THE EXERCISE: What follows is a listing; restate every line of it word for word.

GIVEN RECORDS:
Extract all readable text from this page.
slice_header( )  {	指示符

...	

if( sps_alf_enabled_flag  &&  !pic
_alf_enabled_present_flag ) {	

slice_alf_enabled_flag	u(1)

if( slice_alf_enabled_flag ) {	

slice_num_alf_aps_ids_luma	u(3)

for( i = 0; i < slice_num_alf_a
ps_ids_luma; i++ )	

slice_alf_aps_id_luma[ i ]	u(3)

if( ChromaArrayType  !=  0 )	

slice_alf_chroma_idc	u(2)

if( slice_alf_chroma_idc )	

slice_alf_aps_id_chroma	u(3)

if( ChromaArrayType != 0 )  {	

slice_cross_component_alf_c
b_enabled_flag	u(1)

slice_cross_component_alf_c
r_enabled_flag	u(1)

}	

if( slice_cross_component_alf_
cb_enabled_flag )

SOLUTION TO THIS PROBLEM:
Extract all readable text from this page.
slice_header( )  {	指示符

...	

if( sps_alf_enabled_flag  &&  !pic
_alf_enabled_present_flag ) {	

slice_alf_enabled_flag	u(1)

if( slice_alf_enabled_flag ) {	

slice_num_alf_aps_ids_luma	u(3)

for( i = 0; i < slice_num_alf_a
ps_ids_luma; i++ )	

slice_alf_aps_id_luma[ i ]	u(3)

if( ChromaArrayType  !=  0 )	

slice_alf_chroma_idc	u(2)

if( slice_alf_chroma_idc )	

slice_alf_aps_id_chroma	u(3)

if( ChromaArrayType != 0 )  {	

slice_cross_component_alf_c
b_enabled_flag	u(1)

slice_cross_component_alf_c
r_enabled_flag	u(1)

}	

if( slice_cross_component_alf_
cb_enabled_flag )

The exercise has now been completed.